▼▼▼

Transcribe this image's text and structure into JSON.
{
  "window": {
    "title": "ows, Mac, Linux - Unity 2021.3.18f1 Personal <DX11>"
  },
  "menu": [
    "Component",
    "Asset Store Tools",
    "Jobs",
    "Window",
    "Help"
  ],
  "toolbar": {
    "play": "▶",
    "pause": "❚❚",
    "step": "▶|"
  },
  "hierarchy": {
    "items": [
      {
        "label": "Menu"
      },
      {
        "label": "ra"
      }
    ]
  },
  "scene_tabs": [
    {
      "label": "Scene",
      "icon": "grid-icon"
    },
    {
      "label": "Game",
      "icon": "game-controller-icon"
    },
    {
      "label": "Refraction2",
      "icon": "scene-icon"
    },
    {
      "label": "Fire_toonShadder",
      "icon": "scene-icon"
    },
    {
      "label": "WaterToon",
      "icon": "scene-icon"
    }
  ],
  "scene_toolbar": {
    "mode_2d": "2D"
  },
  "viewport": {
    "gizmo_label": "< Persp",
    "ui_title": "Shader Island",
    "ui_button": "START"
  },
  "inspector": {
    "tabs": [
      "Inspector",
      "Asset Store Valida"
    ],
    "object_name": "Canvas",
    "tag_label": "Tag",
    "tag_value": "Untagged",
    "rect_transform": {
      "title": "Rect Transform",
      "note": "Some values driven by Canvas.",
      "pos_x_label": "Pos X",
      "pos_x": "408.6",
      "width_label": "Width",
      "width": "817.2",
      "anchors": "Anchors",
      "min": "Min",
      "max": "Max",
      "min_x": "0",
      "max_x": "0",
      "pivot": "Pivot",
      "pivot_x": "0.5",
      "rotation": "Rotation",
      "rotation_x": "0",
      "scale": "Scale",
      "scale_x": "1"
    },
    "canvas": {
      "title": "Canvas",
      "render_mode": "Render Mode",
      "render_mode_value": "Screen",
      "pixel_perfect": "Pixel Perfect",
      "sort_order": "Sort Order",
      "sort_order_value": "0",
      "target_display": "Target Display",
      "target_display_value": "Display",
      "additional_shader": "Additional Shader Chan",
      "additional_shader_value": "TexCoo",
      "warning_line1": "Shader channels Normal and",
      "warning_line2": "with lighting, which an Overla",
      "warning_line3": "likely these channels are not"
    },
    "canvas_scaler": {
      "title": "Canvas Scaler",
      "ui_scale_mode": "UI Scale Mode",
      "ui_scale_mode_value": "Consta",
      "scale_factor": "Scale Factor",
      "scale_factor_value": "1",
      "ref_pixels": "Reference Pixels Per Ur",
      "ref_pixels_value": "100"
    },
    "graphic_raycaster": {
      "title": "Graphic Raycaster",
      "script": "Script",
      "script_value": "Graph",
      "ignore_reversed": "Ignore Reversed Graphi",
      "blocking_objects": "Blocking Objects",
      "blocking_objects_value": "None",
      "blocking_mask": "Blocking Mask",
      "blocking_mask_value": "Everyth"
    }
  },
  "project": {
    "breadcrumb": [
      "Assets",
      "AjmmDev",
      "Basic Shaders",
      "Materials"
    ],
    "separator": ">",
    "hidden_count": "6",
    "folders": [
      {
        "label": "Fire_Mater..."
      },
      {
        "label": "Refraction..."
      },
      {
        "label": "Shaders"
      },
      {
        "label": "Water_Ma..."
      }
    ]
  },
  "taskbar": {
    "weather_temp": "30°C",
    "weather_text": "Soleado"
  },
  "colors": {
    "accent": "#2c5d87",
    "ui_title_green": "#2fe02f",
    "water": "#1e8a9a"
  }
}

▲▲▲
▼▼▼

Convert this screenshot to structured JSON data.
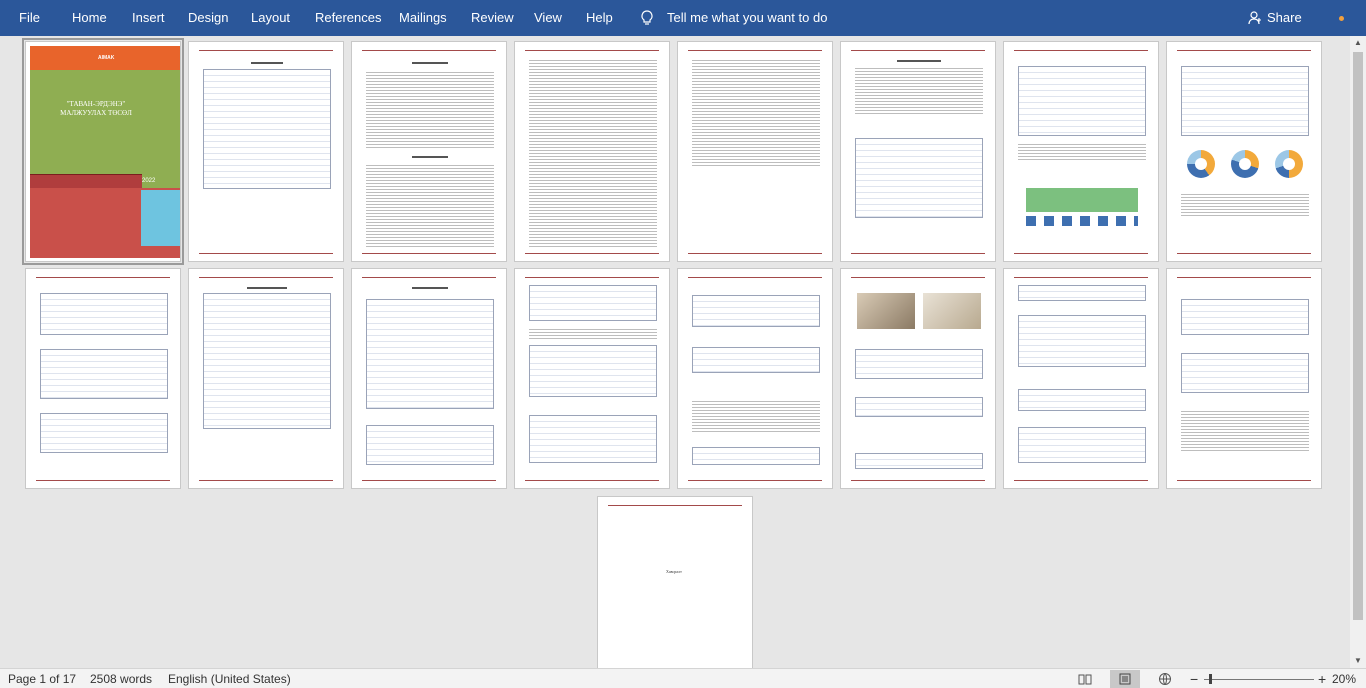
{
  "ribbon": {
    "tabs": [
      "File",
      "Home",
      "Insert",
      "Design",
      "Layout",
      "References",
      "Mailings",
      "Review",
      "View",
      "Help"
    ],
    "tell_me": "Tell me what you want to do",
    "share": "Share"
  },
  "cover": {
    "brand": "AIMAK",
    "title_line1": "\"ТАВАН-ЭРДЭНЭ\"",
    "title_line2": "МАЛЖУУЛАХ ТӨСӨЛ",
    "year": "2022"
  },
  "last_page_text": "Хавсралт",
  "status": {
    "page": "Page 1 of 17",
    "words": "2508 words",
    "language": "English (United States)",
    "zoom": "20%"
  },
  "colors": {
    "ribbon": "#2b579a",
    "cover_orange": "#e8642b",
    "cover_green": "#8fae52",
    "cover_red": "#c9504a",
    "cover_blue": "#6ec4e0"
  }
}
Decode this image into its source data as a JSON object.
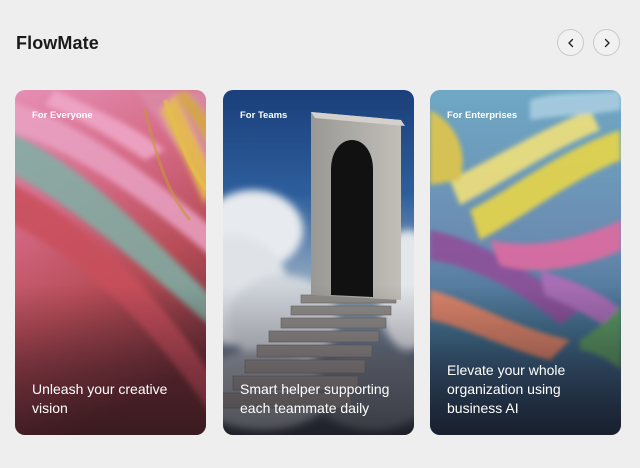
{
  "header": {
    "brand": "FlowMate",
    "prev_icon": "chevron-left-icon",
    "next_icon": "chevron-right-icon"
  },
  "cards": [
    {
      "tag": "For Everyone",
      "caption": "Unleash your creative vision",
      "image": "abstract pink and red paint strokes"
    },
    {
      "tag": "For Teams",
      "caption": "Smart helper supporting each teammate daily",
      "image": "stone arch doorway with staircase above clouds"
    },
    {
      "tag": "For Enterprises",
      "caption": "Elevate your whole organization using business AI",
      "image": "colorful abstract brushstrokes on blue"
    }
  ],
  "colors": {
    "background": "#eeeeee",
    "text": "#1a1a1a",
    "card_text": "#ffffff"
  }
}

▲▲▲

Written task:
Only the number is wanted: how many lines of the material above include the word "data"?

In response:
2